**Items from a dataset:**
.....
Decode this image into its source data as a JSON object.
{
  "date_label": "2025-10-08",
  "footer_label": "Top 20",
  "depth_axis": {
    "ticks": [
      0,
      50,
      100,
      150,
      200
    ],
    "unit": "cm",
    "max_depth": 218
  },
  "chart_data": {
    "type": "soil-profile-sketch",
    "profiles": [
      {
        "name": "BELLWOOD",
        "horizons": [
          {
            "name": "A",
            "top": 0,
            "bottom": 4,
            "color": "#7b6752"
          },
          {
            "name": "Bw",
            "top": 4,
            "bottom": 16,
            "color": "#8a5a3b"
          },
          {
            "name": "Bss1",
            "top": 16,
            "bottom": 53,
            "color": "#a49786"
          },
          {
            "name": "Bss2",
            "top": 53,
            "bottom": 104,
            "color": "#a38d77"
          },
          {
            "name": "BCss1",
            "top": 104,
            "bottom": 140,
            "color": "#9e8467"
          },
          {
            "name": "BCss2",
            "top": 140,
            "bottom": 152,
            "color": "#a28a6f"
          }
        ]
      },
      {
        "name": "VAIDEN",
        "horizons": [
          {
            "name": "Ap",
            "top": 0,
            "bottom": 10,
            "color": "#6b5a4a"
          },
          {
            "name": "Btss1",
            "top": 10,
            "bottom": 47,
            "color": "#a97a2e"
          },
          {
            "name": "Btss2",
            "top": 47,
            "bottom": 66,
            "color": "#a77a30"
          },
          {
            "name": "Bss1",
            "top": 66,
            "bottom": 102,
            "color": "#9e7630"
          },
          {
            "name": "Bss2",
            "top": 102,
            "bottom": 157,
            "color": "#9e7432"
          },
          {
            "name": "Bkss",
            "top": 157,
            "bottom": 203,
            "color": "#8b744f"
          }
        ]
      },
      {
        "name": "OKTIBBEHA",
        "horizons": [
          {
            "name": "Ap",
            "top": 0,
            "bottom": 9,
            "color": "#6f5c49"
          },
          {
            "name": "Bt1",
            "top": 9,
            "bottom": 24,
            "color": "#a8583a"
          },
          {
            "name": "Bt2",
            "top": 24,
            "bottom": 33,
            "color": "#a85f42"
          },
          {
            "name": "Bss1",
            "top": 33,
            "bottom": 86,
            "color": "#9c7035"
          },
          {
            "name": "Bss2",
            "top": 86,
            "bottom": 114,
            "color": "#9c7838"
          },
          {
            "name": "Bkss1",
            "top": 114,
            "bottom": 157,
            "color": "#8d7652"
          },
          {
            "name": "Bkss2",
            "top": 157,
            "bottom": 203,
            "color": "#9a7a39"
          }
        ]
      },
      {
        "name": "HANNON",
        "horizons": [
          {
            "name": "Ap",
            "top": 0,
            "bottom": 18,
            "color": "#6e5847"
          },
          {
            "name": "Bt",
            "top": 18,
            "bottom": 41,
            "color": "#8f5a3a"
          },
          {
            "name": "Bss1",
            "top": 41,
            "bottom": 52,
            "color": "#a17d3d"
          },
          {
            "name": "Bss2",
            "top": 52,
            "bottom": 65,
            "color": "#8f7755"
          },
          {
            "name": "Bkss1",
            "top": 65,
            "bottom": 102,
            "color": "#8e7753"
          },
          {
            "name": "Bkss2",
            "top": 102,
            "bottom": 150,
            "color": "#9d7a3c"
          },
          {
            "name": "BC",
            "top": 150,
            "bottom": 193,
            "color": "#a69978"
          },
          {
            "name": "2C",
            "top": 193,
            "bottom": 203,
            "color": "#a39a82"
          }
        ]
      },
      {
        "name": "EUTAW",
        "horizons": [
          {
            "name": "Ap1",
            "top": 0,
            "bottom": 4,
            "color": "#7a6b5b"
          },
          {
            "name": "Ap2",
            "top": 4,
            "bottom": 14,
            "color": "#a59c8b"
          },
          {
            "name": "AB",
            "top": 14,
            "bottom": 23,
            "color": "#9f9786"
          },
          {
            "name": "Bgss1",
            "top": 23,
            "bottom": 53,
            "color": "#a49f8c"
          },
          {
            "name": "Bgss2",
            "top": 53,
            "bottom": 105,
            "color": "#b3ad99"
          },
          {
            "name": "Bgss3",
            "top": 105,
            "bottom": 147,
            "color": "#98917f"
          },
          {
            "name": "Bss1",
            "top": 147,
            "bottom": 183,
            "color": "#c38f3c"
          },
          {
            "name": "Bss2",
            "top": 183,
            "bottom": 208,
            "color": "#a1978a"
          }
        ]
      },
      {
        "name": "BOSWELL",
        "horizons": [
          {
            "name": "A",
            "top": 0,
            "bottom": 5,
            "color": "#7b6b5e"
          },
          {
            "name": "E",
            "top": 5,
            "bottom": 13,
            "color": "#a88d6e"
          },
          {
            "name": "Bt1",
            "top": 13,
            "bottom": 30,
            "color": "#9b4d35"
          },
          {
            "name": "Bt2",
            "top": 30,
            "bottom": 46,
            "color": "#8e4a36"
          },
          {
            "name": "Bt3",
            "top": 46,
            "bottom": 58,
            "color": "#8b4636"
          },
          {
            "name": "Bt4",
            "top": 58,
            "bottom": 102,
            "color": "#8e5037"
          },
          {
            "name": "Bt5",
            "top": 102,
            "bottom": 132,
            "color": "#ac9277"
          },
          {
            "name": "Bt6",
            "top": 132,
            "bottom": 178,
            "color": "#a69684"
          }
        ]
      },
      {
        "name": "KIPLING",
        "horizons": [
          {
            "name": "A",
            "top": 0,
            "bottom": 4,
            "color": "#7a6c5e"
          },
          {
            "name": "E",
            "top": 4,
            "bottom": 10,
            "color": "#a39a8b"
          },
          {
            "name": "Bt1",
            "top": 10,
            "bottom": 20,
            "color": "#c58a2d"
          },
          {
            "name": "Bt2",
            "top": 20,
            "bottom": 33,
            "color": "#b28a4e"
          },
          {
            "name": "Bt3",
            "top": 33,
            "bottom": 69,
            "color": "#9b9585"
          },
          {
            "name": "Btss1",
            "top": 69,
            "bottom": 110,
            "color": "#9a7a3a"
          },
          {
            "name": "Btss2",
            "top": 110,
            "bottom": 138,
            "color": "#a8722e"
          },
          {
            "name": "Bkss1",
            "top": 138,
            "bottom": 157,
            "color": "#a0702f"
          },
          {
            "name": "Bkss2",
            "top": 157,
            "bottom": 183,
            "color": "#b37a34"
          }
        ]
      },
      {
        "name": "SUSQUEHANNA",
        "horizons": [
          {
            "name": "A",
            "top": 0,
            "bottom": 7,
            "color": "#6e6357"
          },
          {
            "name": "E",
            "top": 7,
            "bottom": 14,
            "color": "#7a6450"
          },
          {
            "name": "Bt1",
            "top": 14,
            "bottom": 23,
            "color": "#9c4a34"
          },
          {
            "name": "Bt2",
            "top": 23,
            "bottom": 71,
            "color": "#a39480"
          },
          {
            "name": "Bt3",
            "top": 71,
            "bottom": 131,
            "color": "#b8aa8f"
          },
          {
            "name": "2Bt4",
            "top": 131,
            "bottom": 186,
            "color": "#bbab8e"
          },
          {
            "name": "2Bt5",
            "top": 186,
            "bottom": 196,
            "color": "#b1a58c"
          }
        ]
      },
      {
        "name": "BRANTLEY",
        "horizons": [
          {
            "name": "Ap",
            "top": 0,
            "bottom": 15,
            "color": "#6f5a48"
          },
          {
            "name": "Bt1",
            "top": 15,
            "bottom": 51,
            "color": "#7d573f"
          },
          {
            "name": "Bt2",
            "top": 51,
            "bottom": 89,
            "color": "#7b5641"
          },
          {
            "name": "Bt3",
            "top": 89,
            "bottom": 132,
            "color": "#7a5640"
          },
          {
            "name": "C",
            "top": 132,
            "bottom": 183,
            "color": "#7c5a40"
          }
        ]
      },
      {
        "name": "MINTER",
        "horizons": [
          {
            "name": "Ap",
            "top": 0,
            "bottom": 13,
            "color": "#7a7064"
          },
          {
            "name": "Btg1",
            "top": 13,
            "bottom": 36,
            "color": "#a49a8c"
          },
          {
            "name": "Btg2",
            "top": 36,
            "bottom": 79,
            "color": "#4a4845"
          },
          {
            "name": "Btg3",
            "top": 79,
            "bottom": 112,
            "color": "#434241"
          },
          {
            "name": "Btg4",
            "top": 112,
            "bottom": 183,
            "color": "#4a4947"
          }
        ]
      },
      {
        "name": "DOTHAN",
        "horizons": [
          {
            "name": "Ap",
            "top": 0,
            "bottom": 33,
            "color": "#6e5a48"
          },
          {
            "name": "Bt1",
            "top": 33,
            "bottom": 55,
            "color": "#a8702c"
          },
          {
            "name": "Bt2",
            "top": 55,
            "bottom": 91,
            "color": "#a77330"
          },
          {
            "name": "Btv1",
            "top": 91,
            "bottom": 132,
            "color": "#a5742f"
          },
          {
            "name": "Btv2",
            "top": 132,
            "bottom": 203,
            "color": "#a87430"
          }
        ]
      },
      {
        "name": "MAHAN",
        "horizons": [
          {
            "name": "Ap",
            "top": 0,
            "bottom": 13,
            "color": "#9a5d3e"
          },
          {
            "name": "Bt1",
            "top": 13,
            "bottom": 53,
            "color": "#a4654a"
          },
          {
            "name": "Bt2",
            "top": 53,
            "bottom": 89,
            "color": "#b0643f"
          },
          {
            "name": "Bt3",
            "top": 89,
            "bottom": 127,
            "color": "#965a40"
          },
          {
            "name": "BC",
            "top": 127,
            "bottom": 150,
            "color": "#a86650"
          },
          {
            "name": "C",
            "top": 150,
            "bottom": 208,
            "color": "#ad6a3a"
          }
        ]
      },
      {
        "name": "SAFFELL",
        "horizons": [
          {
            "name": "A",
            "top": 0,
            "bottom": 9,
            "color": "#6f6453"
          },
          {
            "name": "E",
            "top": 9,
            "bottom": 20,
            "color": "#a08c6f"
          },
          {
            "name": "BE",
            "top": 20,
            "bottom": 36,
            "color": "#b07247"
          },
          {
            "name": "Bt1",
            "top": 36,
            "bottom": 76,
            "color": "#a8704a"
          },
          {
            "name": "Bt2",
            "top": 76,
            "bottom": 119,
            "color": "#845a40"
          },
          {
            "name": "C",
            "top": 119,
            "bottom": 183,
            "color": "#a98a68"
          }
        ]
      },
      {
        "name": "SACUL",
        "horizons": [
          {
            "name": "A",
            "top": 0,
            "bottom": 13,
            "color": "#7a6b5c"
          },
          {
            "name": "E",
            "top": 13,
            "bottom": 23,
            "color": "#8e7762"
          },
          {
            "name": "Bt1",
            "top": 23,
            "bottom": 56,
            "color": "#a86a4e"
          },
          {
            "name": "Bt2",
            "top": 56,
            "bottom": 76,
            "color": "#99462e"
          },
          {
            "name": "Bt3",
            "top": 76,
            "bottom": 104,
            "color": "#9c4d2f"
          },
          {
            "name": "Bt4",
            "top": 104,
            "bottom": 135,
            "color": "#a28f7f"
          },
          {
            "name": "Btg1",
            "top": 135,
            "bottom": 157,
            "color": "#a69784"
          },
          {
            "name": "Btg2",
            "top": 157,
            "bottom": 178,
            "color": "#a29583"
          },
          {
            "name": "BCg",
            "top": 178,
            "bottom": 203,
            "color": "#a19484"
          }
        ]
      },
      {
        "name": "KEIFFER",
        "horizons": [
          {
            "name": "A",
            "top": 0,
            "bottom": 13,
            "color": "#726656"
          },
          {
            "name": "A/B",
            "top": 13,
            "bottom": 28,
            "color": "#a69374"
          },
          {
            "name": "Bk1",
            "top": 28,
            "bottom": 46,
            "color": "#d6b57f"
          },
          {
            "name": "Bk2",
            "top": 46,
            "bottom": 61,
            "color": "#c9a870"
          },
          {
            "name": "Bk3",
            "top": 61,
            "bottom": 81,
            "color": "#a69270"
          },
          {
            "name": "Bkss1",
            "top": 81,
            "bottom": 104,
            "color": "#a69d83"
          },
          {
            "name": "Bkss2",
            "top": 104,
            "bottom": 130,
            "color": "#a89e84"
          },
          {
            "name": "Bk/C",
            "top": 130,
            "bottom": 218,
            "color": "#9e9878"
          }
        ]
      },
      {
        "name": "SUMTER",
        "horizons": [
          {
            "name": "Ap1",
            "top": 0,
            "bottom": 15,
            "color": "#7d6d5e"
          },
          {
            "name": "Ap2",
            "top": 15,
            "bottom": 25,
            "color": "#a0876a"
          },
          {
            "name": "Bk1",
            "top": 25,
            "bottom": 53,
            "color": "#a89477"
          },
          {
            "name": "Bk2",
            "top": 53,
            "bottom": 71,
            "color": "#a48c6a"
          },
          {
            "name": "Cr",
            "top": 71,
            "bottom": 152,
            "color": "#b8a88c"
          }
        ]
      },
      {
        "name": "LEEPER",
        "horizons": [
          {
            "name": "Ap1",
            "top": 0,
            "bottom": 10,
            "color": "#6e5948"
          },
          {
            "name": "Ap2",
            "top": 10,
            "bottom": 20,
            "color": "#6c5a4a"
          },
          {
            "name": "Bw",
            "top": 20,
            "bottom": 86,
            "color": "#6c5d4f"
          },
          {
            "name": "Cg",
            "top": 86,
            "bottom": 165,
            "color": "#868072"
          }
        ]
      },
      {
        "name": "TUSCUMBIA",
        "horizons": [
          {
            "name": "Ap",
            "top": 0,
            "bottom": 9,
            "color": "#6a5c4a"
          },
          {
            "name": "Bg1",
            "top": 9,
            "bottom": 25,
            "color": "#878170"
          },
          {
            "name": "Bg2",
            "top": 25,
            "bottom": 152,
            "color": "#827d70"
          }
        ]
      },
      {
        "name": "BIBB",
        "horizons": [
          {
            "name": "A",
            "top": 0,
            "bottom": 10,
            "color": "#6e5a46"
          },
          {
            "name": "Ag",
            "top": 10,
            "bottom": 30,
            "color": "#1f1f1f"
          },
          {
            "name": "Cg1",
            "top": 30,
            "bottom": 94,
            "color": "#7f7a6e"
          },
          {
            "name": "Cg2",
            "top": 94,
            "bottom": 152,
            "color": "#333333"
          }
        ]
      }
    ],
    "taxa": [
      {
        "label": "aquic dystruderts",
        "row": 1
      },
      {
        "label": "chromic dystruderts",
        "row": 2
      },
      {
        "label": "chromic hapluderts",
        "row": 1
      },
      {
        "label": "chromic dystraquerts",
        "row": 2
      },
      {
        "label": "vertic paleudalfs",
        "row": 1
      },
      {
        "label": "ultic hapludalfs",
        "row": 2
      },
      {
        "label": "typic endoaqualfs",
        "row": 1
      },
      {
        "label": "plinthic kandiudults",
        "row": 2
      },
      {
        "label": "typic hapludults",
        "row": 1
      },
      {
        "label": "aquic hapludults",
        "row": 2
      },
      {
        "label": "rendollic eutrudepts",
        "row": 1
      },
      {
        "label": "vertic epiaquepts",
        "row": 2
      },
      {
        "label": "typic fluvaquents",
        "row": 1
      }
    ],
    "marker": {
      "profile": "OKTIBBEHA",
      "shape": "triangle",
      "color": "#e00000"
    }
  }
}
.....
In the lines above, locate the string "vertic". Copy every line where it occurs.

**Reply:**
        "label": "vertic paleudalfs",
        "label": "vertic epiaquepts",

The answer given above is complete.